On February 23, 2024, the Delaware Court of Chancery issued an opinion in West Palm Beach Firefighters’ Pension Fund v. Moelis & Co. (Moelis), which challenged the validity of provisions in a stockholders agreement that (1) required the prior written consent of the company’s founder and majority stockholder (the Founder-Stockholder) in order for the company’s board of directors (the Board) to take a range of actions, (2) allowed the Founder-Stockholder to select a majority of the Board’s members, and (3) required that Board committees be comprised of a number of the Founder-Stockholder’s designees proportionate to the overall composition of the company’s Board. Plaintiff challenged the agreement under Section 141(a) of the DGCL on the grounds that it comprised an internal governance arrangement that purported to confer rights and obligations that (a) were not provided for in the company’s certificate of incorporation and (b) improperly prevented the company’s Board from carrying out its duties under Section 141(a).
Section 141(a) of the DGCL provides that “[t]he business and affairs of every corporation organized under this chapter shall be managed by or under the direction of a board of directors, except as may be otherwise provided in this chapter or in its certificate of incorporation.” The cornerstone of Delaware’s board-centric governance system, Section 141(a) reserves to a Board the right to manage the company. In exercising that authority, directors owe fiduciary duties of care and loyalty to the corporation and its stockholders.
In an unexpected decision, the Delaware Court of Chancery found that certain provisions in the Moelis agreement violated Section 141(a) by delegating management rights traditionally held by corporate boards to the Founder-Stockholder, thus depriving the company’s Board of a significant portion of the authority bestowed to it by the statute. Specifically, the court found that the agreement was facially invalid under Section 141(a) because it effectively precluded directors from exercising their best judgment and imposed substantive (as opposed to procedural) limitations on their discretion over management decisions.
The Moelis decision spawned immediate backlash, including criticism from those who have long believed that Delaware corporations should be free to enter contractual governance arrangements with their stockholders. Perhaps the most prominent criticism was that Moelis contradicted a longstanding (and theretofore generally accepted) corporate practice and thus “called into question … market practice, creating confusion and uncertainty for untold numbers of Delaware corporations and their executives, employees, investors and advisers.”
Amendments to the DGCL
On March 28, 2024, about five weeks after the Moelis decision was published, the Council of the Corporation Law Section of the Delaware State Bar Association (DSBA) released proposed amendments to the DGCL that directly addressed the Moelis decision. The amendments added a new subsection (18) to Section 122 of the DGCL (“Specific powers”) providing that, notwithstanding Section 141(a) of the DGCL, and whether or not provided for in a corporation’s charter, a corporation may enter into contracts with current or prospective stockholders that delegate to stockholders those governance rights addressed in Moelis, including but not limited to consent rights (and thus veto rights) on corporate actions and management decisions.

Provided material

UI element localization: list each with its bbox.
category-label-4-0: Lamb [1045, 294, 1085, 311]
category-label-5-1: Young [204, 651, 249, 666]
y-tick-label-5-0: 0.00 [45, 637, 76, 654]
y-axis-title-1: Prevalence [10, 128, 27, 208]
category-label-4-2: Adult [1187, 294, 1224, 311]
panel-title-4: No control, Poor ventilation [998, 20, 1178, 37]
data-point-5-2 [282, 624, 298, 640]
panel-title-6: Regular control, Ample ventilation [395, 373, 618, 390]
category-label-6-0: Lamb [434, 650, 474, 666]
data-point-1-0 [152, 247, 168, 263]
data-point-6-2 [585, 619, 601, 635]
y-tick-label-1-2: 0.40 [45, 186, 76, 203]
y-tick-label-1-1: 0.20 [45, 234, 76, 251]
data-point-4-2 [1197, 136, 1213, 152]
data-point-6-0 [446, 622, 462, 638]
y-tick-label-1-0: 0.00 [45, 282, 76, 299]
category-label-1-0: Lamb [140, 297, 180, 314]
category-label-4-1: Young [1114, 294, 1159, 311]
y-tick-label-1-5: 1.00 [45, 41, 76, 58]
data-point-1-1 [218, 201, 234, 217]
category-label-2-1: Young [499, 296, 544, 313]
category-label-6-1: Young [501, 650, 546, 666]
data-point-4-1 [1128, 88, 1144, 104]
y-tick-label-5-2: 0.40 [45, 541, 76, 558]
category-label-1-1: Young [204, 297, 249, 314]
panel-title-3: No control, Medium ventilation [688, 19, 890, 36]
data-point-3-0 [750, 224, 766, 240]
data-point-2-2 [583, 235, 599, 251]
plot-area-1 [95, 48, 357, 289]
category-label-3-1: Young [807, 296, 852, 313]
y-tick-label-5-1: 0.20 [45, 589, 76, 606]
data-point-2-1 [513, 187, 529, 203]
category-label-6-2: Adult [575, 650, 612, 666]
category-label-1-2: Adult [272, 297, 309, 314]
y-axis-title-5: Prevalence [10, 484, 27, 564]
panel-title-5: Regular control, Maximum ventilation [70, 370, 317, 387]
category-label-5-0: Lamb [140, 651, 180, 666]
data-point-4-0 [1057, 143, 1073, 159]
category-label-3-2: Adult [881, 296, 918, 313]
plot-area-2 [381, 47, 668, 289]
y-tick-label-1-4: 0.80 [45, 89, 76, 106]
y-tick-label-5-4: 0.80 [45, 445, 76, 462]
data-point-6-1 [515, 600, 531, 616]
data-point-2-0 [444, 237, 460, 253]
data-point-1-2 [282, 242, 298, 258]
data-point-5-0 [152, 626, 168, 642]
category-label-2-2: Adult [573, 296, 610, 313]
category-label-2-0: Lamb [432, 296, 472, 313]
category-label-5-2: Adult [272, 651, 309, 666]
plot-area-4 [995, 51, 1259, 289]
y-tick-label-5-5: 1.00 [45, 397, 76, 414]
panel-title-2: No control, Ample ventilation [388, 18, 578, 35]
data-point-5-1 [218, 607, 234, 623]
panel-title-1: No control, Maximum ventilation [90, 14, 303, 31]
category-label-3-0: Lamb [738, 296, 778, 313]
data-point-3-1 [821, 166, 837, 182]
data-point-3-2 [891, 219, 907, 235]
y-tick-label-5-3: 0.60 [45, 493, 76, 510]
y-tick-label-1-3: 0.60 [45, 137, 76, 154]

Instruction 1
According to the article on the Moelis decision, on what date did the DSBA Council release its proposed amendments to the DGCL?
Instruction 2
In the article on the Moelis decision, why did the Court of Chancery find the stockholders agreement facially invalid under Section 141(a)? Answer in one to three sentences.
Instruction 3
Extend the article on the Moelis decision and the DGCL amendments, beginning after its final sentence.

Exercise output 1
March 28, 2024.

Exercise output 2
The court found that the agreement handed management rights that traditionally belong to the Board to the Founder-Stockholder, depriving the Board of much of its statutory authority. It effectively kept directors from exercising their best judgment and placed substantive, rather than procedural, limits on their discretion over management decisions.

Exercise output 3
The amendments were approved by a special committee within the DSBA 11 days later, on April 8, 2024, and then introduced to the Delaware General Assembly as Delaware Senate Bill 313 (S.B. 313) on May 23, 2024. The Assembly passed S.B. 313 on June 20, 2024, and the bill was signed into law by Governor Carney on July 17, 2024. The amendments to the DGCL will be effective on August 1, 2024.
Response to the Amendments
In his opinion in Moelis, Vice Chancellor Laster acknowledged that legislative intervention may be appropriate, noting that “[t]he expansive use of stockholder agreements suggests that greater statutory guidance may be beneficial.” Proponents of S.B. 313 point to the court’s invitation and say that the amendments will properly allow boards greater flexibility to achieve their goals without limiting directors’ fiduciary duties or stockholders’ ability to pursue claims for fiduciary breaches, which, in turn, is sufficient to curtail abuse.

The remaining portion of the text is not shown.